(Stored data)

____________________

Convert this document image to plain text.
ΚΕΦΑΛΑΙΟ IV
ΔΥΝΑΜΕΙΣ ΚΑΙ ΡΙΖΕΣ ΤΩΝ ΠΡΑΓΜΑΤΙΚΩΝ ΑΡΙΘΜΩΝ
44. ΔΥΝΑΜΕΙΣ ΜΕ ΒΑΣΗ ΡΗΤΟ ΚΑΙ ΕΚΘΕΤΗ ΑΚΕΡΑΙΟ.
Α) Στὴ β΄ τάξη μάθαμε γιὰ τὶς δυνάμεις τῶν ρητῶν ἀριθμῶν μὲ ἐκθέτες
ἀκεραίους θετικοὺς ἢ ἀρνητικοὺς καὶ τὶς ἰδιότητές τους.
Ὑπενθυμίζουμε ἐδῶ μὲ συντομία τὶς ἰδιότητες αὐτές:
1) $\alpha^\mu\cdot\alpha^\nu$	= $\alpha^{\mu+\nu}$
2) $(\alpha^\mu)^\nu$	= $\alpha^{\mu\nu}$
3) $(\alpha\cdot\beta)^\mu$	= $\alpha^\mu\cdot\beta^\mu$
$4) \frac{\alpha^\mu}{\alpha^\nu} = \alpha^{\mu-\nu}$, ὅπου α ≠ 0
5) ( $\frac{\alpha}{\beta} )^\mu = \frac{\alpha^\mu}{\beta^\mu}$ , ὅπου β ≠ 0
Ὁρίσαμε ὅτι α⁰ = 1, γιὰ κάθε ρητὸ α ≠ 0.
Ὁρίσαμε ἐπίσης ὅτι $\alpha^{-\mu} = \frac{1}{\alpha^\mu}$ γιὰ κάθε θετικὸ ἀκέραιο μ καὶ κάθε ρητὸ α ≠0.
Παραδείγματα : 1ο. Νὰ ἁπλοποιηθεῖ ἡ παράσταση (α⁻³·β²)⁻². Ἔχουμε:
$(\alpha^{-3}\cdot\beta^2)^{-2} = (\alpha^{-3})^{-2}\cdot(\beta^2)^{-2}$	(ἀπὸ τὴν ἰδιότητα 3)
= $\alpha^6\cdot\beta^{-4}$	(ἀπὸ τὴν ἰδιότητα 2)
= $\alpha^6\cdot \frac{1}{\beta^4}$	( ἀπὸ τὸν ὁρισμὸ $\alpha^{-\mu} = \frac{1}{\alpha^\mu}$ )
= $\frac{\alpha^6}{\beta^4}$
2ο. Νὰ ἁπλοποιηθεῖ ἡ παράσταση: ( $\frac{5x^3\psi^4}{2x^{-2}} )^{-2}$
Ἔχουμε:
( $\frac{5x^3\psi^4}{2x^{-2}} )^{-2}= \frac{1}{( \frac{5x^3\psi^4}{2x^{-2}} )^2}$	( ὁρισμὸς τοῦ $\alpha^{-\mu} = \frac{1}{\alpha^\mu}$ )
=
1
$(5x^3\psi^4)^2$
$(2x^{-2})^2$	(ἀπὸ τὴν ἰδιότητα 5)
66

____________________

Copy all the records above precisely.

ANSWER TO THIS EXERCISE -
Convert this document image to plain text.
ΚΕΦΑΛΑΙΟ IV
ΔΥΝΑΜΕΙΣ ΚΑΙ ΡΙΖΕΣ ΤΩΝ ΠΡΑΓΜΑΤΙΚΩΝ ΑΡΙΘΜΩΝ
44. ΔΥΝΑΜΕΙΣ ΜΕ ΒΑΣΗ ΡΗΤΟ ΚΑΙ ΕΚΘΕΤΗ ΑΚΕΡΑΙΟ.
Α) Στὴ β΄ τάξη μάθαμε γιὰ τὶς δυνάμεις τῶν ρητῶν ἀριθμῶν μὲ ἐκθέτες
ἀκεραίους θετικοὺς ἢ ἀρνητικοὺς καὶ τὶς ἰδιότητές τους.
Ὑπενθυμίζουμε ἐδῶ μὲ συντομία τὶς ἰδιότητες αὐτές:
1) $\alpha^\mu\cdot\alpha^\nu$	= $\alpha^{\mu+\nu}$
2) $(\alpha^\mu)^\nu$	= $\alpha^{\mu\nu}$
3) $(\alpha\cdot\beta)^\mu$	= $\alpha^\mu\cdot\beta^\mu$
$4) \frac{\alpha^\mu}{\alpha^\nu} = \alpha^{\mu-\nu}$, ὅπου α ≠ 0
5) ( $\frac{\alpha}{\beta} )^\mu = \frac{\alpha^\mu}{\beta^\mu}$ , ὅπου β ≠ 0
Ὁρίσαμε ὅτι α⁰ = 1, γιὰ κάθε ρητὸ α ≠ 0.
Ὁρίσαμε ἐπίσης ὅτι $\alpha^{-\mu} = \frac{1}{\alpha^\mu}$ γιὰ κάθε θετικὸ ἀκέραιο μ καὶ κάθε ρητὸ α ≠0.
Παραδείγματα : 1ο. Νὰ ἁπλοποιηθεῖ ἡ παράσταση (α⁻³·β²)⁻². Ἔχουμε:
$(\alpha^{-3}\cdot\beta^2)^{-2} = (\alpha^{-3})^{-2}\cdot(\beta^2)^{-2}$	(ἀπὸ τὴν ἰδιότητα 3)
= $\alpha^6\cdot\beta^{-4}$	(ἀπὸ τὴν ἰδιότητα 2)
= $\alpha^6\cdot \frac{1}{\beta^4}$	( ἀπὸ τὸν ὁρισμὸ $\alpha^{-\mu} = \frac{1}{\alpha^\mu}$ )
= $\frac{\alpha^6}{\beta^4}$
2ο. Νὰ ἁπλοποιηθεῖ ἡ παράσταση: ( $\frac{5x^3\psi^4}{2x^{-2}} )^{-2}$
Ἔχουμε:
( $\frac{5x^3\psi^4}{2x^{-2}} )^{-2}= \frac{1}{( \frac{5x^3\psi^4}{2x^{-2}} )^2}$	( ὁρισμὸς τοῦ $\alpha^{-\mu} = \frac{1}{\alpha^\mu}$ )
=
1
$(5x^3\psi^4)^2$
$(2x^{-2})^2$	(ἀπὸ τὴν ἰδιότητα 5)
66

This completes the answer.